Directive a
Report every line of the records that contains the string "SIENTEN".

Page text
/---

Mayor Eric Adams and Gov. Kathy Hochul joined multi-faith leaders at Bryant Park Tuesday night for a prayer vigil honoring the four victims killed during madman Shane Tamura’s rampage at a Midtown skyscraper.
“This senseless act of violence, as the police commissioner and I walked through the building, we saw the blood trails and the videos. And the level of violence … I have not witnessed at that level before,” Adams said during the somber ceremony.
“We need our faith community at this moment to do something that is more powerful than any legislative agenda. And that is prayer,” the mayor added.
Mayor Eric Adams and Gov. Kathy Hochul joined multi-faith leaders Tuesday night at Bryant Park for a prayer vigil for the four victims killed during madman Shane Tamura’s rampage at a Midtown skyscraper. James Keivom
NYPD officer Didarul Islam, security guard Aland Etienne, Blackstone executive Wesley Lepatner and Rudin Management associate Julia Hyman were all shot and killed by Tamura on Monday night at 345 Park Ave. before he turned the gun on himself.
Islam leaves behind his expecting wife and two young boys. Lepatner and Etienne also had two children, respectively.

\---

Directive b
Name each of the people killed by Tamura, as listed in the article on the Bryant Park vigil, along with the role the article gives for each.

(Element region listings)

/---

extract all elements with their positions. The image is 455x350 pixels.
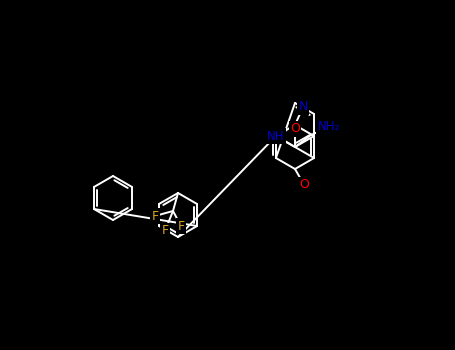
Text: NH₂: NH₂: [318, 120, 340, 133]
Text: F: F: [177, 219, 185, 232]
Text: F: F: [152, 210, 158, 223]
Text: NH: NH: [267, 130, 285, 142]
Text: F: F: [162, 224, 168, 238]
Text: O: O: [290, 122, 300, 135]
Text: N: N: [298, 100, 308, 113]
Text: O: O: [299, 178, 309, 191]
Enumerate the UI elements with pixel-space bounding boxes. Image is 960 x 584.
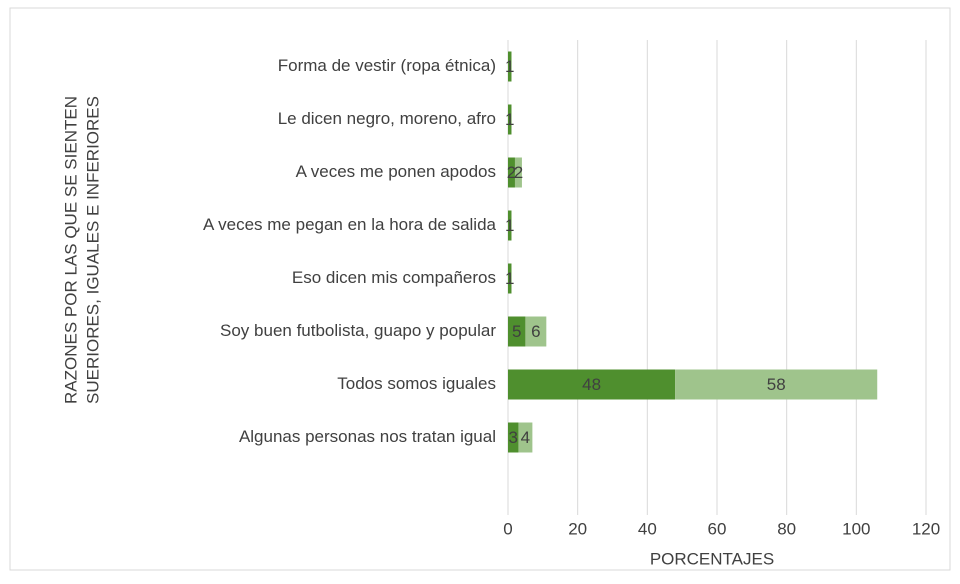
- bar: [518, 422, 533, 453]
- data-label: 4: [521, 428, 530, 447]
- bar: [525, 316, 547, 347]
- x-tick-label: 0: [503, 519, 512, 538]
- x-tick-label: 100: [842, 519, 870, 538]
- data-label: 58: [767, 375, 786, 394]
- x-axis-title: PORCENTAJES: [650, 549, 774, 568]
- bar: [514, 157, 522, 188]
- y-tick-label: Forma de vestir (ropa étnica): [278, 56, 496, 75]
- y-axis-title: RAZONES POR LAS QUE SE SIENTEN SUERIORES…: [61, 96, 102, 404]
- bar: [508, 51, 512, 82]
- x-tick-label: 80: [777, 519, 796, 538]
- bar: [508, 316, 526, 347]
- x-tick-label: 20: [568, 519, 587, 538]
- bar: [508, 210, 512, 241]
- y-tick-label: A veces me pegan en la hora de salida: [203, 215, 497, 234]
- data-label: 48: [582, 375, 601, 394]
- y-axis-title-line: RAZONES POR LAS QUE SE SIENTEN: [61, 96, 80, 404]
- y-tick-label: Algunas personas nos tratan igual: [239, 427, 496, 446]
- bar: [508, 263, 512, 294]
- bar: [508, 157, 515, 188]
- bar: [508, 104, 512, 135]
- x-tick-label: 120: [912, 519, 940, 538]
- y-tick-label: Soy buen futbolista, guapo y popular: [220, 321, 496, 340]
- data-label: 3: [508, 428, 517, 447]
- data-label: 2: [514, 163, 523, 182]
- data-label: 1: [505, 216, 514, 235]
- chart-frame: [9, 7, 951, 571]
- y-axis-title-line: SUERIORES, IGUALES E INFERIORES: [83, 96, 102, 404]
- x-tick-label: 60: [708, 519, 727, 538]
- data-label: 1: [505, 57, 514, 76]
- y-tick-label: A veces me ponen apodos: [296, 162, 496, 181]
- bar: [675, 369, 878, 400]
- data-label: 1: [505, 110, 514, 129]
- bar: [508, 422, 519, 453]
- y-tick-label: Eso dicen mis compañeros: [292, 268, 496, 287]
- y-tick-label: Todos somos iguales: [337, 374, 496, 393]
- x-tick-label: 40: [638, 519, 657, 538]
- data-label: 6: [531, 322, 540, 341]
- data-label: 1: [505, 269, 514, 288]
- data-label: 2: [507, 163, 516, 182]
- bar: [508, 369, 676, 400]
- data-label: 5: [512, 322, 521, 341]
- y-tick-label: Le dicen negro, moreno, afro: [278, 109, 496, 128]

\---

Correct response a
- y-axis-title: RAZONES POR LAS QUE SE SIENTEN SUERIORES…: [61, 96, 102, 404]
- y-axis-title-line: RAZONES POR LAS QUE SE SIENTEN: [61, 96, 80, 404]

Correct response b
- Didarul Islam, NYPD officer
- Aland Etienne, security guard
- Wesley Lepatner, Blackstone executive
- Julia Hyman, Rudin Management associate